SET PROBLEM:
Extract each line bearing the word "alunni".

——

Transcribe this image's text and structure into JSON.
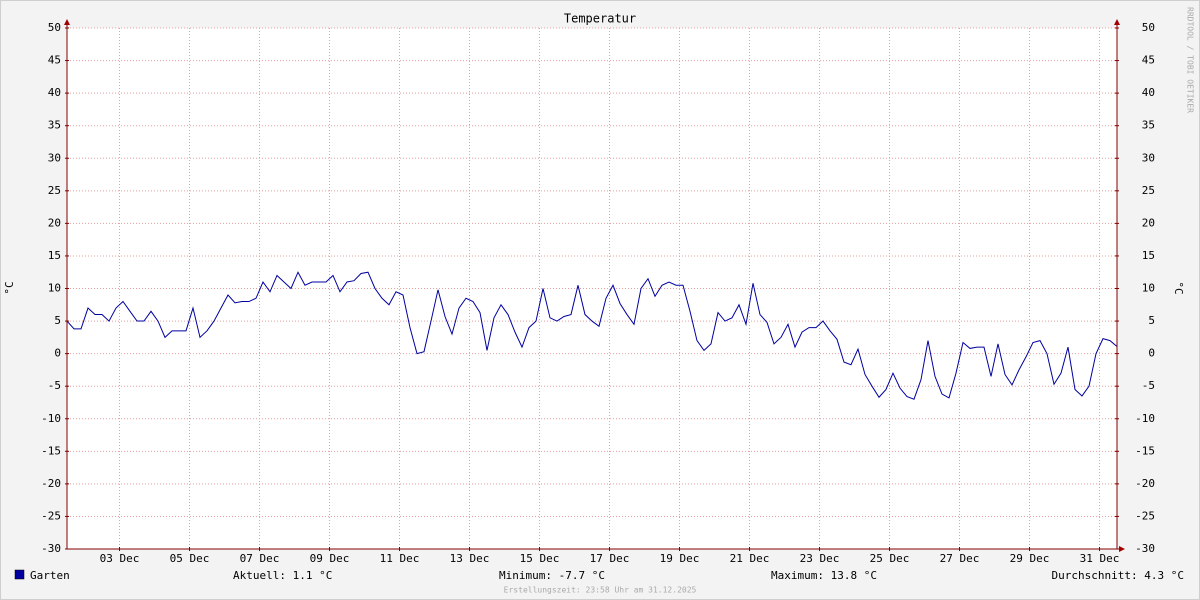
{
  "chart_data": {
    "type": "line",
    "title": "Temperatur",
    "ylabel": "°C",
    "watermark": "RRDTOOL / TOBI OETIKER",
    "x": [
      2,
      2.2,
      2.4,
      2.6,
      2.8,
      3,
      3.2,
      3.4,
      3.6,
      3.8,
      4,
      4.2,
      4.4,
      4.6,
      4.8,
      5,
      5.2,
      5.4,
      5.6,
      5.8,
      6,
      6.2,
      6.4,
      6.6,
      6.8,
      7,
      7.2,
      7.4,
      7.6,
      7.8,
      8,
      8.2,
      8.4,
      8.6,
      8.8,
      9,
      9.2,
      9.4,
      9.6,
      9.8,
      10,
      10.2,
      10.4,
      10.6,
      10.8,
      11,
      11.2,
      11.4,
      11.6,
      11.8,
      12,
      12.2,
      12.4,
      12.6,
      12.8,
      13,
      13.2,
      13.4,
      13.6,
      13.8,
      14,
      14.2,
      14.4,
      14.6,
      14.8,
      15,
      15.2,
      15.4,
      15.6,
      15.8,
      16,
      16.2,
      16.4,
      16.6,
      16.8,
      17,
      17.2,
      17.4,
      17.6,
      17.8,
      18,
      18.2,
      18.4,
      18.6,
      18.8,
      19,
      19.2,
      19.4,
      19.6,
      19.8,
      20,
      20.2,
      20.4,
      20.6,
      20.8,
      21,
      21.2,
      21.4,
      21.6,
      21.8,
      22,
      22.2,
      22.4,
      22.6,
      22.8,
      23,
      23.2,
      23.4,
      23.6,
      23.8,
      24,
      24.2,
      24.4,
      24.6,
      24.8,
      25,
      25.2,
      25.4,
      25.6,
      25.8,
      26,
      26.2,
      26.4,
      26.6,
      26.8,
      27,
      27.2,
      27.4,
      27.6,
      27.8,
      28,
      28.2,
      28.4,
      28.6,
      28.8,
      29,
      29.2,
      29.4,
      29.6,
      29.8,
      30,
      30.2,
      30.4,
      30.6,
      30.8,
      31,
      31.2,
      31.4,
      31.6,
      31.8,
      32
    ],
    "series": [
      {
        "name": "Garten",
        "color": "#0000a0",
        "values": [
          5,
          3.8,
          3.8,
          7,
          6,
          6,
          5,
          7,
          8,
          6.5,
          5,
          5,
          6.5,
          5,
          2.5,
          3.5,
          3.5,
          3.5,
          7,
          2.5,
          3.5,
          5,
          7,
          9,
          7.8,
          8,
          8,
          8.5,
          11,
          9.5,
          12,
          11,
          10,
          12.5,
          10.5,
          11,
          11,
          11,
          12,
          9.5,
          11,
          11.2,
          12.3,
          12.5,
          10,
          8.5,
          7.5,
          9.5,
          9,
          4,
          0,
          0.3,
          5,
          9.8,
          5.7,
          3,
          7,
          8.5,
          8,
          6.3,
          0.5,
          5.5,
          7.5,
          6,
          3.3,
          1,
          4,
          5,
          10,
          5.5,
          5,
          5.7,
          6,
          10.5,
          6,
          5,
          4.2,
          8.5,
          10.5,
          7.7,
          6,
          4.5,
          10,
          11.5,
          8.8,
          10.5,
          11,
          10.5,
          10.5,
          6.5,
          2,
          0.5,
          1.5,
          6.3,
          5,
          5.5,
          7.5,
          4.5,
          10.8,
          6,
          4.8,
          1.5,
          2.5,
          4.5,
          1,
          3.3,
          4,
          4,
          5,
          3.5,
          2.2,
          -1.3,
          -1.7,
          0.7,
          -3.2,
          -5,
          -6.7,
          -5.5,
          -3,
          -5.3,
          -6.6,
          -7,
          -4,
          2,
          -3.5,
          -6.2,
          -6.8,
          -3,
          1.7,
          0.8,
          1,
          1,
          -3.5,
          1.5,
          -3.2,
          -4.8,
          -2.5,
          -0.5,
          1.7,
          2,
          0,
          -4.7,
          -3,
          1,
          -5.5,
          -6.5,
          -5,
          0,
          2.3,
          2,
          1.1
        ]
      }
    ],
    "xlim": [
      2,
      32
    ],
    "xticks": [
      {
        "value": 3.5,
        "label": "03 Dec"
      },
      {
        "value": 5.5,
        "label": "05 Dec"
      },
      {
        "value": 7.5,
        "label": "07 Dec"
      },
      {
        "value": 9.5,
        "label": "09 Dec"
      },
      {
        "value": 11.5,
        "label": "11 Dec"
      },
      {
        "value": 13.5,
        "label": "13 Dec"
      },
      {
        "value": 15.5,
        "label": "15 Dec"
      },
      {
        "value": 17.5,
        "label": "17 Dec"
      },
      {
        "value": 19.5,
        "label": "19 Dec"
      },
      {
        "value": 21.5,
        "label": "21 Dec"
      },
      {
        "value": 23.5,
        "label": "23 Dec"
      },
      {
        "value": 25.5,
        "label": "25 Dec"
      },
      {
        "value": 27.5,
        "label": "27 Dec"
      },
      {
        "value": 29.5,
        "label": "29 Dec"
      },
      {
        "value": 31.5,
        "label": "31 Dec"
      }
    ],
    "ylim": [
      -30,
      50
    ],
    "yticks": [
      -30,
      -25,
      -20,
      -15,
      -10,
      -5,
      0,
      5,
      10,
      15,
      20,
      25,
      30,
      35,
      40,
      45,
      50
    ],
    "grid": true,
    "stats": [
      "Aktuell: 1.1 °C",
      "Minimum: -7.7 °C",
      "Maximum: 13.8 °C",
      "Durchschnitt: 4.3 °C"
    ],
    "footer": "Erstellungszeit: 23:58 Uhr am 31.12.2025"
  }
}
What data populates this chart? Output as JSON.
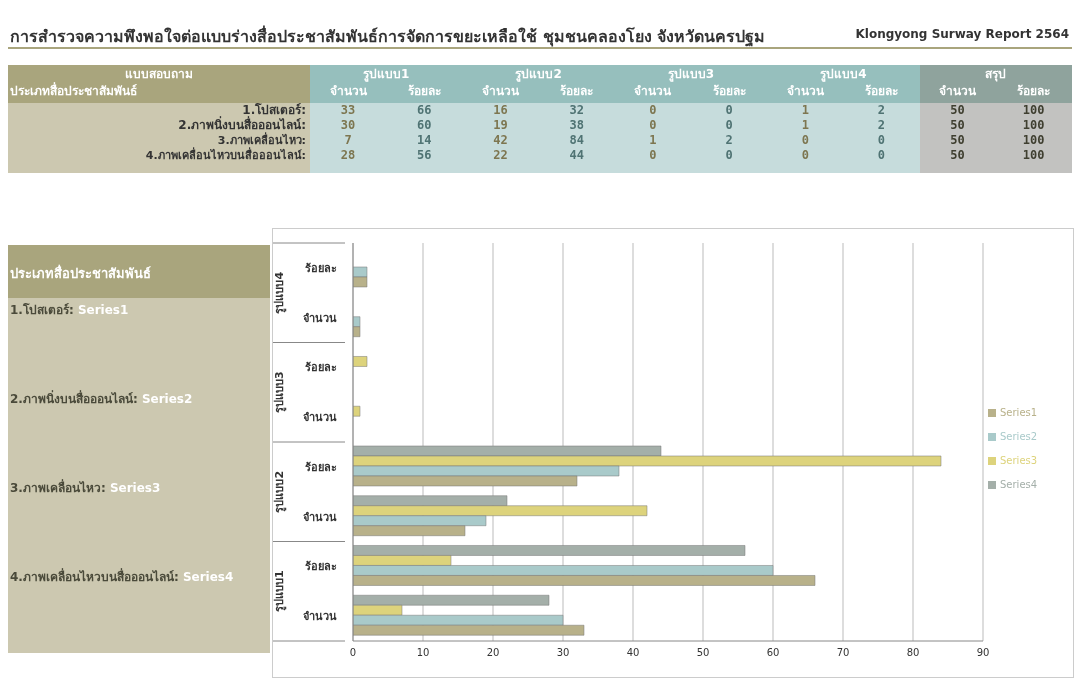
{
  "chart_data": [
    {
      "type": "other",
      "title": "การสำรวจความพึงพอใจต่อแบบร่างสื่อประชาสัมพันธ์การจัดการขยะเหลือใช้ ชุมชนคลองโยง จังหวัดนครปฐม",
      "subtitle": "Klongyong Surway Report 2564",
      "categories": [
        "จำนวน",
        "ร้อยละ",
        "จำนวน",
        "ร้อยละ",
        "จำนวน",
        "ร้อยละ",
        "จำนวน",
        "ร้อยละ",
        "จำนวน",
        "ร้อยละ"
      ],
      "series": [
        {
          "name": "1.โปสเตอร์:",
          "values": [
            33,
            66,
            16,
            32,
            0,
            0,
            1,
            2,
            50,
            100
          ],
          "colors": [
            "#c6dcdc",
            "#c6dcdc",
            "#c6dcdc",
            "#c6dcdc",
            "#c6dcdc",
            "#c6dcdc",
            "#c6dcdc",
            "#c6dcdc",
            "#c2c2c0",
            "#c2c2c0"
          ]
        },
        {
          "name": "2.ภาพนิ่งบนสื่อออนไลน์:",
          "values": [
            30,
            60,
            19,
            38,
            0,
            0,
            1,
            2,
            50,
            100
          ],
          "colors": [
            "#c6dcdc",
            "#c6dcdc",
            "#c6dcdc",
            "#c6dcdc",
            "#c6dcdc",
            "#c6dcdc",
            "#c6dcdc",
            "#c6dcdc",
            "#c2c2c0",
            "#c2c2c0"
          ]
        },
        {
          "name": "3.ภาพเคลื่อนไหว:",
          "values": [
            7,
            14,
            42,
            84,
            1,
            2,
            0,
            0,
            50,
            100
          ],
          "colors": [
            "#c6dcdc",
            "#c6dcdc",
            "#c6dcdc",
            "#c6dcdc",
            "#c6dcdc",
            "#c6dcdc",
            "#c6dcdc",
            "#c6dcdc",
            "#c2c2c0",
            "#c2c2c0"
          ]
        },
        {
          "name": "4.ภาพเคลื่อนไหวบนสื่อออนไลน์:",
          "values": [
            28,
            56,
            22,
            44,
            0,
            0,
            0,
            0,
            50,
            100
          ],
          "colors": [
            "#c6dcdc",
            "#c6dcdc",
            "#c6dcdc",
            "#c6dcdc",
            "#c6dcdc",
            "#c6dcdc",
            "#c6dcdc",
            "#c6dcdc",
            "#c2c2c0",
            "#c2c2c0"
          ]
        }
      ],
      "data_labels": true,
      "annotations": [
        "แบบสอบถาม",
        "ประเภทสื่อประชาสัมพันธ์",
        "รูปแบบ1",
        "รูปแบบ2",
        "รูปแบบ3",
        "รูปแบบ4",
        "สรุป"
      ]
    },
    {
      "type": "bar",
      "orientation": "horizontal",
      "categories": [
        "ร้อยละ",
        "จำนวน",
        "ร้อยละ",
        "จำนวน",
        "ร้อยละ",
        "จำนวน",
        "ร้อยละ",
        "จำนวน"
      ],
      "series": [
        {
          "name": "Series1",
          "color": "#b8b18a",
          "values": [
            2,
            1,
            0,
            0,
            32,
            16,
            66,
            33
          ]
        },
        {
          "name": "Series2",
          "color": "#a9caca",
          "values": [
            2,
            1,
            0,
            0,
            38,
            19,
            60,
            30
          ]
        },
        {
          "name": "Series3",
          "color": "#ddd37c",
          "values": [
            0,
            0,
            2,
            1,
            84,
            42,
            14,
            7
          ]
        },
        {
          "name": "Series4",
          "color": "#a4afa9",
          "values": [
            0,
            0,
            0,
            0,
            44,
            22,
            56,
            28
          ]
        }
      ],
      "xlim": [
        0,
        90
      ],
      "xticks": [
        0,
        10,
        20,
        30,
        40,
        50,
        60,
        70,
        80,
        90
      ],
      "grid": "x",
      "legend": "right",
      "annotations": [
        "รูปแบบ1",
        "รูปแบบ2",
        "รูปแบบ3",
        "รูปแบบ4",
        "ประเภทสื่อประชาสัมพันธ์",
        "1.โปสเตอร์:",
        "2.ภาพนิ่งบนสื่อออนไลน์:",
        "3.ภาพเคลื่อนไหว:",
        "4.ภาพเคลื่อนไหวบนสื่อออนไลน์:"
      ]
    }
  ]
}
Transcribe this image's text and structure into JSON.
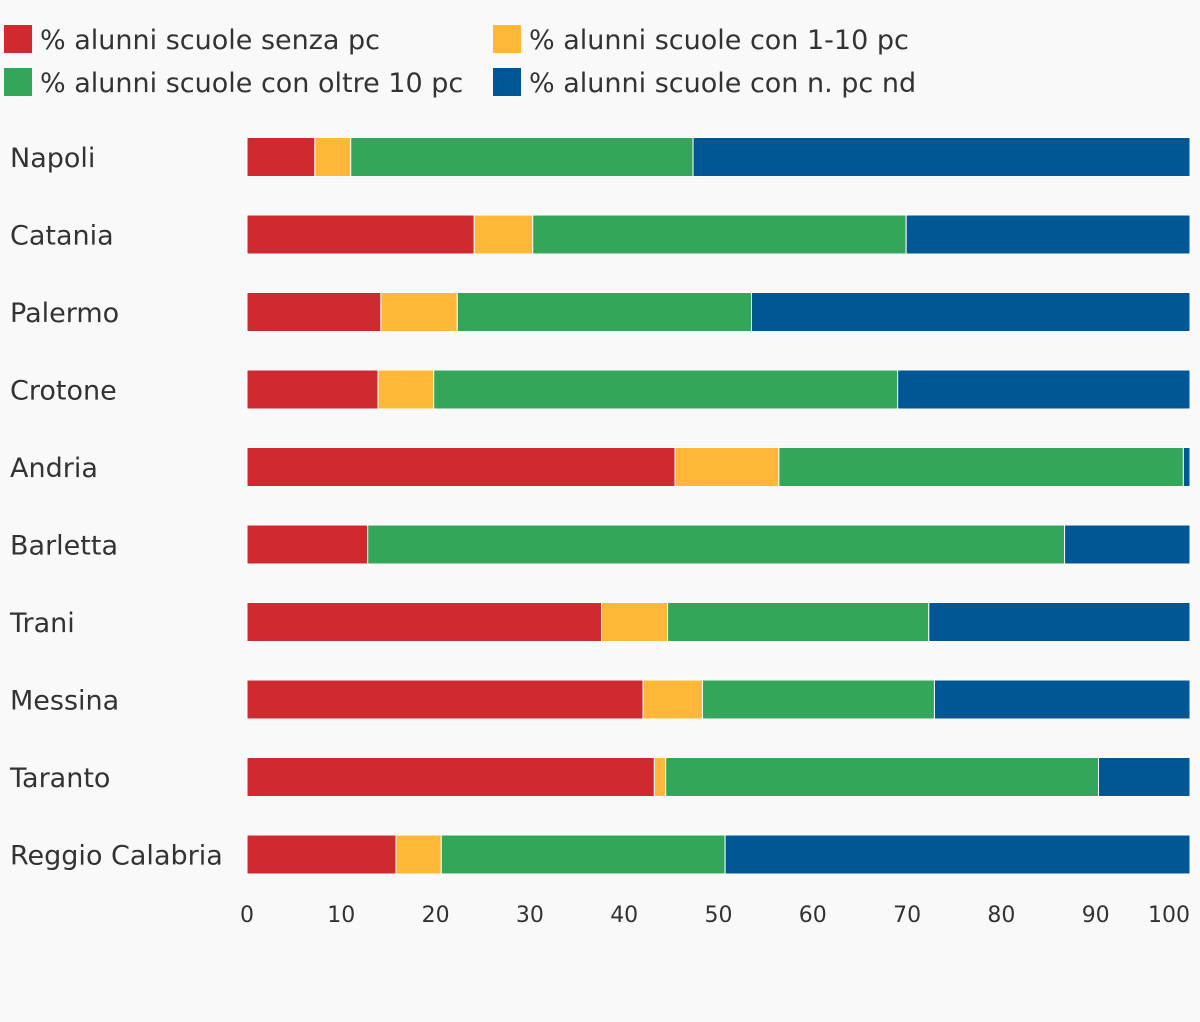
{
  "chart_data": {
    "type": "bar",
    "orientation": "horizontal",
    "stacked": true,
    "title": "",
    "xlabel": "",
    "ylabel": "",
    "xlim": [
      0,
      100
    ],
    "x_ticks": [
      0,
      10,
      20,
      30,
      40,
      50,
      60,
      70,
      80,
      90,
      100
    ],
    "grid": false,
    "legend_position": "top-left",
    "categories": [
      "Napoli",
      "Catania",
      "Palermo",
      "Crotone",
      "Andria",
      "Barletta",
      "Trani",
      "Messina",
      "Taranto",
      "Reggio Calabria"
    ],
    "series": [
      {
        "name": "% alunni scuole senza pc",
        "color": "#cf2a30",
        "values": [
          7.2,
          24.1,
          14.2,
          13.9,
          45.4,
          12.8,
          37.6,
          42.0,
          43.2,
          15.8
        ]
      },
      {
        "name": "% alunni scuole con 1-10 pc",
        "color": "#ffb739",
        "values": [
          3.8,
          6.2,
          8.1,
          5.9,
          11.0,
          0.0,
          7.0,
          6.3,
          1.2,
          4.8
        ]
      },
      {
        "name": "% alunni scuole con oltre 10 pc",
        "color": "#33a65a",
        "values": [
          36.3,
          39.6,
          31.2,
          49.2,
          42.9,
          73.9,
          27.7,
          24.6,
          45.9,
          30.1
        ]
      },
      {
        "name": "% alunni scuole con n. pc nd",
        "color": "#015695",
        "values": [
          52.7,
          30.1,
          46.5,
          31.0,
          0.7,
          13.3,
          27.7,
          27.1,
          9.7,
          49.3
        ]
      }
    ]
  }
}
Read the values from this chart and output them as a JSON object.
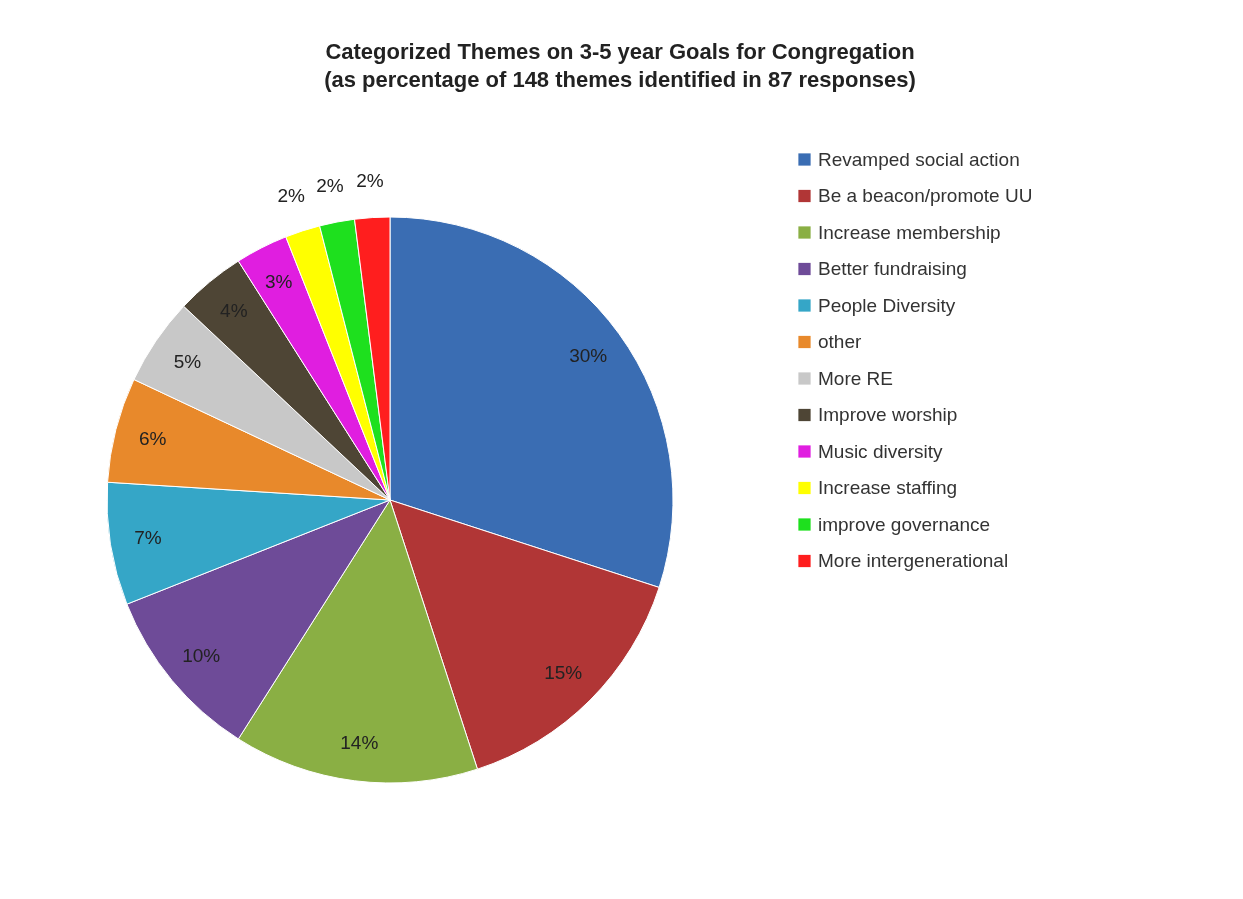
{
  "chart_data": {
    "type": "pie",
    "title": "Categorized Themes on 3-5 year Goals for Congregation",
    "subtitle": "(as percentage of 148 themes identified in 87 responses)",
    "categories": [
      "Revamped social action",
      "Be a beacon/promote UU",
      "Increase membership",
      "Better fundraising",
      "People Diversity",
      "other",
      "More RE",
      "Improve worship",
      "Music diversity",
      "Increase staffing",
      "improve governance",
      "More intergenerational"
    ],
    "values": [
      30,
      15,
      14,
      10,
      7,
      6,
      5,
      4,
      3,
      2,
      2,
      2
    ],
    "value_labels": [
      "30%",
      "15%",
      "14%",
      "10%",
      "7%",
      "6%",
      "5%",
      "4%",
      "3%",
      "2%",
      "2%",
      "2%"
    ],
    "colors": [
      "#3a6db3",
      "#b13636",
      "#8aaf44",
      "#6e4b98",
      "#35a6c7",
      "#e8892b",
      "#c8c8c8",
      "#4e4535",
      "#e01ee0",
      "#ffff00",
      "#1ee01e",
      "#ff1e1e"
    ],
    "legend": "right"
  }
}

——

RESPONSE TO THE EXERCISE:
        "name": "% alunni scuole senza pc",
        "name": "% alunni scuole con 1-10 pc",
        "name": "% alunni scuole con oltre 10 pc",
        "name": "% alunni scuole con n. pc nd",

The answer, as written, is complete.